Transcribe every line, keeping it exact.

[Records from a collection]
[START]

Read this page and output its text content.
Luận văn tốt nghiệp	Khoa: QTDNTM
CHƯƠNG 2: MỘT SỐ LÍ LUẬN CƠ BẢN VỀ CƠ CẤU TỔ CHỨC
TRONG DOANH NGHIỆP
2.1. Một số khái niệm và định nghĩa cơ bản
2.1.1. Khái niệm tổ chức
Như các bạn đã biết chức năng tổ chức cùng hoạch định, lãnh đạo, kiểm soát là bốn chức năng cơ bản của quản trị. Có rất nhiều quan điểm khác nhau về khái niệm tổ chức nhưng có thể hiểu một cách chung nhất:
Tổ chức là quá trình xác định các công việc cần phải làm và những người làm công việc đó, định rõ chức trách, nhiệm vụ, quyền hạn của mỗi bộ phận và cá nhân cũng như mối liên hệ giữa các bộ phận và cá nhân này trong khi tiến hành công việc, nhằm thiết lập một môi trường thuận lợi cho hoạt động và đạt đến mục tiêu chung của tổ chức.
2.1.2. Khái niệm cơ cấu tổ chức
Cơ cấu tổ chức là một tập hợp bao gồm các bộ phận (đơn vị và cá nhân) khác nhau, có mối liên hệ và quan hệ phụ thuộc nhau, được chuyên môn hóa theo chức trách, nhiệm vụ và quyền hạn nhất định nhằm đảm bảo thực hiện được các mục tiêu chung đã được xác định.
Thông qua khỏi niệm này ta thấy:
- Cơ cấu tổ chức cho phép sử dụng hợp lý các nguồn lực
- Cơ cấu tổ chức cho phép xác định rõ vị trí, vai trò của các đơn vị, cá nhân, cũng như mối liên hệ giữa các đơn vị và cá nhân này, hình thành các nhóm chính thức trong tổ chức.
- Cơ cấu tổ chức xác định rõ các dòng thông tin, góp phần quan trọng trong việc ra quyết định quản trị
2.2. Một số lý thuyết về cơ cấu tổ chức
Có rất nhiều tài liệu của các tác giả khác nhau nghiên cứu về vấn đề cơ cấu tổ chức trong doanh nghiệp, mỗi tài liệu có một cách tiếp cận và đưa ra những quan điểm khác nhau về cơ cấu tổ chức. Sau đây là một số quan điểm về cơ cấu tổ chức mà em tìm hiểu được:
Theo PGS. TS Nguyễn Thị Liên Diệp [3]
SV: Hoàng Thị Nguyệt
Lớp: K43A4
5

[END]

--- WRITTEN REPLY ---
Read this page and output its text content.
Luận văn tốt nghiệp	Khoa: QTDNTM
CHƯƠNG 2: MỘT SỐ LÍ LUẬN CƠ BẢN VỀ CƠ CẤU TỔ CHỨC
TRONG DOANH NGHIỆP
2.1. Một số khái niệm và định nghĩa cơ bản
2.1.1. Khái niệm tổ chức
Như các bạn đã biết chức năng tổ chức cùng hoạch định, lãnh đạo, kiểm soát là bốn chức năng cơ bản của quản trị. Có rất nhiều quan điểm khác nhau về khái niệm tổ chức nhưng có thể hiểu một cách chung nhất:
Tổ chức là quá trình xác định các công việc cần phải làm và những người làm công việc đó, định rõ chức trách, nhiệm vụ, quyền hạn của mỗi bộ phận và cá nhân cũng như mối liên hệ giữa các bộ phận và cá nhân này trong khi tiến hành công việc, nhằm thiết lập một môi trường thuận lợi cho hoạt động và đạt đến mục tiêu chung của tổ chức.
2.1.2. Khái niệm cơ cấu tổ chức
Cơ cấu tổ chức là một tập hợp bao gồm các bộ phận (đơn vị và cá nhân) khác nhau, có mối liên hệ và quan hệ phụ thuộc nhau, được chuyên môn hóa theo chức trách, nhiệm vụ và quyền hạn nhất định nhằm đảm bảo thực hiện được các mục tiêu chung đã được xác định.
Thông qua khỏi niệm này ta thấy:
- Cơ cấu tổ chức cho phép sử dụng hợp lý các nguồn lực
- Cơ cấu tổ chức cho phép xác định rõ vị trí, vai trò của các đơn vị, cá nhân, cũng như mối liên hệ giữa các đơn vị và cá nhân này, hình thành các nhóm chính thức trong tổ chức.
- Cơ cấu tổ chức xác định rõ các dòng thông tin, góp phần quan trọng trong việc ra quyết định quản trị
2.2. Một số lý thuyết về cơ cấu tổ chức
Có rất nhiều tài liệu của các tác giả khác nhau nghiên cứu về vấn đề cơ cấu tổ chức trong doanh nghiệp, mỗi tài liệu có một cách tiếp cận và đưa ra những quan điểm khác nhau về cơ cấu tổ chức. Sau đây là một số quan điểm về cơ cấu tổ chức mà em tìm hiểu được:
Theo PGS. TS Nguyễn Thị Liên Diệp [3]
SV: Hoàng Thị Nguyệt
Lớp: K43A4
5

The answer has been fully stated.